## The records
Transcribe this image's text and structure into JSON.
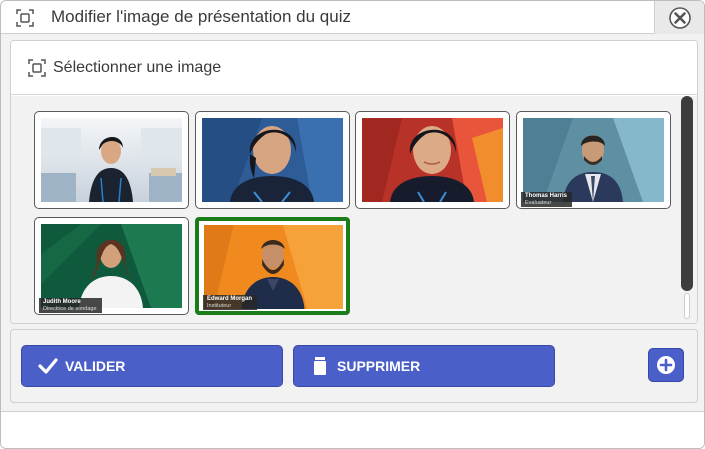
{
  "dialog": {
    "title": "Modifier l'image de présentation du quiz",
    "close_icon": "close-icon",
    "title_icon": "select-frame-icon"
  },
  "panel": {
    "title": "Sélectionner une image",
    "icon": "select-frame-icon"
  },
  "images": [
    {
      "scene": "studio-woman",
      "selected": false
    },
    {
      "scene": "woman-blue-closeup",
      "selected": false
    },
    {
      "scene": "woman-red-closeup",
      "selected": false
    },
    {
      "scene": "man-suit-teal",
      "selected": false,
      "name": "Thomas Harris",
      "role": "Evaluateur"
    },
    {
      "scene": "woman-green",
      "selected": false,
      "name": "Judith Moore",
      "role": "Directrice de sondage"
    },
    {
      "scene": "man-beard-orange",
      "selected": true,
      "name": "Edward Morgan",
      "role": "Instituteur"
    }
  ],
  "actions": {
    "validate_label": "VALIDER",
    "delete_label": "SUPPRIMER",
    "add_icon": "plus-circle-icon"
  },
  "colors": {
    "button": "#4a5fc8",
    "selected_border": "#1a7d1a",
    "background": "#f2f2f2"
  }
}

## Written task
In the entries above, identify every line with the string "name".

## Task solution
      "name": "Thomas Harris",
      "name": "Judith Moore",
      "name": "Edward Morgan",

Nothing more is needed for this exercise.